Requirement: Write out every record in full, exactly as written, please.

Dataset records:
■ ■ ■
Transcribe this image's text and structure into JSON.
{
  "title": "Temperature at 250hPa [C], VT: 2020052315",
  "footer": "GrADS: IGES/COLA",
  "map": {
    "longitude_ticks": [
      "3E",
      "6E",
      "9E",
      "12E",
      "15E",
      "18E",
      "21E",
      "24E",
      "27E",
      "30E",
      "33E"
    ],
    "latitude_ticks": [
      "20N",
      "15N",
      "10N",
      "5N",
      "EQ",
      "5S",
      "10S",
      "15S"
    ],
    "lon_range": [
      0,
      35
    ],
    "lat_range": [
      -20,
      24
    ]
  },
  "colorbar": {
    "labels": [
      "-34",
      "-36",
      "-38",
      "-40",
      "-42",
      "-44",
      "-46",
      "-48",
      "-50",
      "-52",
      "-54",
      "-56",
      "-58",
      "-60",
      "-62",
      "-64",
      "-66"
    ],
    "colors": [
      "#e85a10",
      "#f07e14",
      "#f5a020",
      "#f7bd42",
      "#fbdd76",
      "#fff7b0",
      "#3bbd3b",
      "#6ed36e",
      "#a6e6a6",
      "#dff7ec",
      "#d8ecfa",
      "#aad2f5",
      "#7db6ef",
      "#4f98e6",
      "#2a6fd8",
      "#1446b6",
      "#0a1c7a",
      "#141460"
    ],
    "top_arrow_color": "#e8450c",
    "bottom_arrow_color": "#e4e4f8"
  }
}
■ ■ ■
Result of this exercise:
Transcribe this image's text and structure into JSON.
{
  "title": "Temperature at 250hPa [C], VT: 2020052315",
  "footer": "GrADS: IGES/COLA",
  "map": {
    "longitude_ticks": [
      "3E",
      "6E",
      "9E",
      "12E",
      "15E",
      "18E",
      "21E",
      "24E",
      "27E",
      "30E",
      "33E"
    ],
    "latitude_ticks": [
      "20N",
      "15N",
      "10N",
      "5N",
      "EQ",
      "5S",
      "10S",
      "15S"
    ],
    "lon_range": [
      0,
      35
    ],
    "lat_range": [
      -20,
      24
    ]
  },
  "colorbar": {
    "labels": [
      "-34",
      "-36",
      "-38",
      "-40",
      "-42",
      "-44",
      "-46",
      "-48",
      "-50",
      "-52",
      "-54",
      "-56",
      "-58",
      "-60",
      "-62",
      "-64",
      "-66"
    ],
    "colors": [
      "#e85a10",
      "#f07e14",
      "#f5a020",
      "#f7bd42",
      "#fbdd76",
      "#fff7b0",
      "#3bbd3b",
      "#6ed36e",
      "#a6e6a6",
      "#dff7ec",
      "#d8ecfa",
      "#aad2f5",
      "#7db6ef",
      "#4f98e6",
      "#2a6fd8",
      "#1446b6",
      "#0a1c7a",
      "#141460"
    ],
    "top_arrow_color": "#e8450c",
    "bottom_arrow_color": "#e4e4f8"
  }
}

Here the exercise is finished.